* **Supplied records**:
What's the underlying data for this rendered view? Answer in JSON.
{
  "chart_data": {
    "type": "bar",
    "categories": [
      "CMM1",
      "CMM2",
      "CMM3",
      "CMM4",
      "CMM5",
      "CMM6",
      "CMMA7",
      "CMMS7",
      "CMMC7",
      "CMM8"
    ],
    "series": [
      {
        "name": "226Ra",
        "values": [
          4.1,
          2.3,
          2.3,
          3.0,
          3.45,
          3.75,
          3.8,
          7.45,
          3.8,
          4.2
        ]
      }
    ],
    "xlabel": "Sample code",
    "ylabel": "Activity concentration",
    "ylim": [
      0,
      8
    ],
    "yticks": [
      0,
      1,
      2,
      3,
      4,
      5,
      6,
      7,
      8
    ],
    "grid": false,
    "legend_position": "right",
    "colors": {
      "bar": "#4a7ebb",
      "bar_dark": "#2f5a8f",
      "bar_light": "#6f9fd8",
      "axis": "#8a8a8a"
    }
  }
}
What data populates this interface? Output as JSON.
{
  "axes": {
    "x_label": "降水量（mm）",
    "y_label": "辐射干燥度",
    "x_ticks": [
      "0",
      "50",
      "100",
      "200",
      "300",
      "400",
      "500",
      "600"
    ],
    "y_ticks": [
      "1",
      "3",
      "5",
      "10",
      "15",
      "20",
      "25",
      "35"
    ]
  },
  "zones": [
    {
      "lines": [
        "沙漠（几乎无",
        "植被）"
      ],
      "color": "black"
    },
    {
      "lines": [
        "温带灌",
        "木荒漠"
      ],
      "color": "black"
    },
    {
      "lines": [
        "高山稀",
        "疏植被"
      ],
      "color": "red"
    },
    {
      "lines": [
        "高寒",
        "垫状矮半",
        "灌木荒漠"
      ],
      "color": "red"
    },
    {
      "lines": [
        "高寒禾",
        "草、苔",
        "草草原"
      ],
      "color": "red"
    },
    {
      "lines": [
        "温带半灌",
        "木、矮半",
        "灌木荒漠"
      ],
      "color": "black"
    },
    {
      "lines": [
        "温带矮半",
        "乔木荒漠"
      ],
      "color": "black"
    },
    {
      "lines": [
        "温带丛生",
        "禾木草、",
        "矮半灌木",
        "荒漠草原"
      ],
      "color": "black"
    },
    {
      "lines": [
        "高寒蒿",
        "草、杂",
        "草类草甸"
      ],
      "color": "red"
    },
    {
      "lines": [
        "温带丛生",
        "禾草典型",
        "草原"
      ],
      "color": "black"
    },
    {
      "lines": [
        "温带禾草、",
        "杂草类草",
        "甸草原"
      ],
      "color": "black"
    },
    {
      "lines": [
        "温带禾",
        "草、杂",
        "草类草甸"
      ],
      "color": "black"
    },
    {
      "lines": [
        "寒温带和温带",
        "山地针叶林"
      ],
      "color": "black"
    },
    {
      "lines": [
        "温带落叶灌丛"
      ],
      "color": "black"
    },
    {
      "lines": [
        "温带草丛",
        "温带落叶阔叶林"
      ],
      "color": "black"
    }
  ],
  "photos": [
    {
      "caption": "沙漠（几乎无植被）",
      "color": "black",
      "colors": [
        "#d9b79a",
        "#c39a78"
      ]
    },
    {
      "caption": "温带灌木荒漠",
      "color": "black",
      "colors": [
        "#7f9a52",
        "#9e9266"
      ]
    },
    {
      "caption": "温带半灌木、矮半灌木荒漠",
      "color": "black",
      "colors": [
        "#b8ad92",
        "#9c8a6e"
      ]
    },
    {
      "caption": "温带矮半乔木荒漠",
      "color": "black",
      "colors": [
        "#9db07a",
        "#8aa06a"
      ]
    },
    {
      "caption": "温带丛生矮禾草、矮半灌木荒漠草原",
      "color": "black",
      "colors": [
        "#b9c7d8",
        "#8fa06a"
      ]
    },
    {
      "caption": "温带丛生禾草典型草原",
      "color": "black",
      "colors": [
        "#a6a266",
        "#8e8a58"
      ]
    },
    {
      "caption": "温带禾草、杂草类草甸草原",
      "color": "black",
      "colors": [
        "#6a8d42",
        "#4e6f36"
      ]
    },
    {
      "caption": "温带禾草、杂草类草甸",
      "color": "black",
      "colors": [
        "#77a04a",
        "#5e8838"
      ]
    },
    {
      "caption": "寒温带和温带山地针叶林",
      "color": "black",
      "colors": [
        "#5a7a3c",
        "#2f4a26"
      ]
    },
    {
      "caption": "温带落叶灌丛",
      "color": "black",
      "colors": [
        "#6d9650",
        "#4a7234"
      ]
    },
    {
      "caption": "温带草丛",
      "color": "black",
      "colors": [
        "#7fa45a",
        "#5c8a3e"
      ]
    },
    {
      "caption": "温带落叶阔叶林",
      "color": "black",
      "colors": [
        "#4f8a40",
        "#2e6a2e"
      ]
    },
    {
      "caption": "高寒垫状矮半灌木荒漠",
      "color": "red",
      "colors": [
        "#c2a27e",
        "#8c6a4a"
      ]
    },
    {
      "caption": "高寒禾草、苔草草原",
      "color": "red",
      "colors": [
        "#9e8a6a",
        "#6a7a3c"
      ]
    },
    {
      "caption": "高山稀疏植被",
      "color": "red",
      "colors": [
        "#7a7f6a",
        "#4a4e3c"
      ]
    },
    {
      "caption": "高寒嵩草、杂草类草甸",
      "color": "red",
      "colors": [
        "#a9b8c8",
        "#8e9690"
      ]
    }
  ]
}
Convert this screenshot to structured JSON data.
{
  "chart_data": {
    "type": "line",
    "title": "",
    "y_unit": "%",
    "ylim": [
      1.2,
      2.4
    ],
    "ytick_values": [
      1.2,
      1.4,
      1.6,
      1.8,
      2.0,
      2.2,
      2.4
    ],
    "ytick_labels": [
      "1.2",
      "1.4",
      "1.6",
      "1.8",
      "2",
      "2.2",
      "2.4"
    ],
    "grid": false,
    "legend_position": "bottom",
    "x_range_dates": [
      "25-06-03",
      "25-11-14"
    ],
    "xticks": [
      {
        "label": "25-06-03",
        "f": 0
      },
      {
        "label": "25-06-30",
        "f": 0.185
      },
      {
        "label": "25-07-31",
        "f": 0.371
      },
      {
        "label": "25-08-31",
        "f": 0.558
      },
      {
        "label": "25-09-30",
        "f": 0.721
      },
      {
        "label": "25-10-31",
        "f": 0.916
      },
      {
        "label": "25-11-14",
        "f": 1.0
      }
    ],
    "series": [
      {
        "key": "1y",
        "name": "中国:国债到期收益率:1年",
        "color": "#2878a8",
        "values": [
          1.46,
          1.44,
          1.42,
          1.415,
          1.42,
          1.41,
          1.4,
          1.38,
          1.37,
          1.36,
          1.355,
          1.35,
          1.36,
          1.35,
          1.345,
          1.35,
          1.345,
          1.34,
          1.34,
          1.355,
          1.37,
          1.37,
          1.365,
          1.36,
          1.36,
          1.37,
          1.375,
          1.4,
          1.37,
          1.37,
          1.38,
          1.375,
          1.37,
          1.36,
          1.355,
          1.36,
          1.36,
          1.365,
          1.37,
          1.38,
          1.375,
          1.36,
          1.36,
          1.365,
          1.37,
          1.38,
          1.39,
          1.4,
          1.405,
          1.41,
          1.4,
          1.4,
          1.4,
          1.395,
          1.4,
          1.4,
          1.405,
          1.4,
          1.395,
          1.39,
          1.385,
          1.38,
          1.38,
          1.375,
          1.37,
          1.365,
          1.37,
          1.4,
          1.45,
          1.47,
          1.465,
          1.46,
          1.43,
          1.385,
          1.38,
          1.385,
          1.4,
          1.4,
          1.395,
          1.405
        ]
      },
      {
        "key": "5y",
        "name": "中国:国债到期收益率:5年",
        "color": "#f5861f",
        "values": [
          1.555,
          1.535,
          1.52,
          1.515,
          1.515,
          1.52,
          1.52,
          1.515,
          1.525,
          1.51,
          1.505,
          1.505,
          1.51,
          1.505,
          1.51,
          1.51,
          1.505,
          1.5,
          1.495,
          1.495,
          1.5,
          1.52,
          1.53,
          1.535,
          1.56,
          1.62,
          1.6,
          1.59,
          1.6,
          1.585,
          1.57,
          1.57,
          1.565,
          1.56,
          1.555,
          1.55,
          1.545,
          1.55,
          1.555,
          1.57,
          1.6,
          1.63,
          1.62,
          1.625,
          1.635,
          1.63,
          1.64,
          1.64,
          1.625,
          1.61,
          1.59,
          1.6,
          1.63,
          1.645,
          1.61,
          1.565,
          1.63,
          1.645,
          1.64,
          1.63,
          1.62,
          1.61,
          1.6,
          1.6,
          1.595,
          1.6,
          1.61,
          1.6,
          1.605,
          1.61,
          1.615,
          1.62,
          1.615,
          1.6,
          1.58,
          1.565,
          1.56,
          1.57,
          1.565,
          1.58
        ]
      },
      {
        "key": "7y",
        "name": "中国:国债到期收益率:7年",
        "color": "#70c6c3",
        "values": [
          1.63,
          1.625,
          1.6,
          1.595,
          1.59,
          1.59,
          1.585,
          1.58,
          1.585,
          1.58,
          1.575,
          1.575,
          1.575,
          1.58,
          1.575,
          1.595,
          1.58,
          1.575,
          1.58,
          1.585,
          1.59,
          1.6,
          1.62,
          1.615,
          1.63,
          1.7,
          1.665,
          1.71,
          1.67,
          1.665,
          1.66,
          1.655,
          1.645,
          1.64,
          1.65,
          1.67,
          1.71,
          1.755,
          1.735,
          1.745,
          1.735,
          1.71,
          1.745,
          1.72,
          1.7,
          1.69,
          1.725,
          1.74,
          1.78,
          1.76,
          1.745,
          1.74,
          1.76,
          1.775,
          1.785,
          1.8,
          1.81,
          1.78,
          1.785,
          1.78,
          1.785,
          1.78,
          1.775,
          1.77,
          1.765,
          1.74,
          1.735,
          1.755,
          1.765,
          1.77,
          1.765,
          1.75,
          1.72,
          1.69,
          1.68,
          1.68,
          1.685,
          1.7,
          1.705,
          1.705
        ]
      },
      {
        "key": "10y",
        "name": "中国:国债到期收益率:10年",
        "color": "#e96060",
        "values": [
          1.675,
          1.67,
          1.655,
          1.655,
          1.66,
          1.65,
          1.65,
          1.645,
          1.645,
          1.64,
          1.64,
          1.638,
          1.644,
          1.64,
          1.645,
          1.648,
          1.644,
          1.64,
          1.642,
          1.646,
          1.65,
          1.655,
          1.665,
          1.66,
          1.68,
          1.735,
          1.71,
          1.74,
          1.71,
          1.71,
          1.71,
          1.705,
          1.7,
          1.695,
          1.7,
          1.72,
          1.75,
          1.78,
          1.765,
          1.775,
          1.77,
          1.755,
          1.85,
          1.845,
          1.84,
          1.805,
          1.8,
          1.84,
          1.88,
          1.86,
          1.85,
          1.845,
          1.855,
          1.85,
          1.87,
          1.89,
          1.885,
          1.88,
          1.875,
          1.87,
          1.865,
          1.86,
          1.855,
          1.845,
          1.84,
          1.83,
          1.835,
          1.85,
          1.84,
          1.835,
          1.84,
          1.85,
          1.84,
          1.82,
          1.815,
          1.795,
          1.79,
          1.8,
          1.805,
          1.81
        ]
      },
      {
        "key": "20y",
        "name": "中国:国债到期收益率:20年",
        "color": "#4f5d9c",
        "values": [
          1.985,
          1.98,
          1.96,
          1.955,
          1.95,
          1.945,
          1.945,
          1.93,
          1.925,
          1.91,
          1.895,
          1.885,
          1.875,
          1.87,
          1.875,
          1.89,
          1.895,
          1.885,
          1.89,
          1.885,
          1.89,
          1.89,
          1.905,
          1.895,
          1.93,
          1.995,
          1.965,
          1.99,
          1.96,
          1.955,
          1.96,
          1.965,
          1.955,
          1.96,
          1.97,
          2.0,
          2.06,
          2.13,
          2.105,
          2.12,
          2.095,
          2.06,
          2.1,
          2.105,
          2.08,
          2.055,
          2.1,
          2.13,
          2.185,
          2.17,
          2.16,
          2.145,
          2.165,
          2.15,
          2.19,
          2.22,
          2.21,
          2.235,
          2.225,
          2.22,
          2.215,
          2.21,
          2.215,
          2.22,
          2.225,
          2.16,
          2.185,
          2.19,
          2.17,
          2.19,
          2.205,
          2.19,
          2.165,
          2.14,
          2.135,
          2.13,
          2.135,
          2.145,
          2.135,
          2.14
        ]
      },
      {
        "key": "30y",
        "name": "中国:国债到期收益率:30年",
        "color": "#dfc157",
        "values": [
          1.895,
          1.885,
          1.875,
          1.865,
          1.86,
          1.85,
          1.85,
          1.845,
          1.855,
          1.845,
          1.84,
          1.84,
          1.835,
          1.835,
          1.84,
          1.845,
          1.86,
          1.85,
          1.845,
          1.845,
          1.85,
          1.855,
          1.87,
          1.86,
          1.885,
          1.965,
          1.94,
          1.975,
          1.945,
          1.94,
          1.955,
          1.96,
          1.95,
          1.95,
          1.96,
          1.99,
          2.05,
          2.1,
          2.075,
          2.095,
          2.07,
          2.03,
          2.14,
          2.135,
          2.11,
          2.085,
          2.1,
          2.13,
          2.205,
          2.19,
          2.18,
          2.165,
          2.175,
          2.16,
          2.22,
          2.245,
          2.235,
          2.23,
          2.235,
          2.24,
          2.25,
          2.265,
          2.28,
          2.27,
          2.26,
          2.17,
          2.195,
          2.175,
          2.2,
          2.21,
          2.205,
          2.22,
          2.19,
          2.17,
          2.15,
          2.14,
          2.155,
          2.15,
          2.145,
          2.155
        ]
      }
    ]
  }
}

* **To do**:
Select every line in the records above that contains the word "温带禾草".

* **Response to the task**:
        "温带禾草、",
      "caption": "温带禾草、杂草类草甸草原",
      "caption": "温带禾草、杂草类草甸",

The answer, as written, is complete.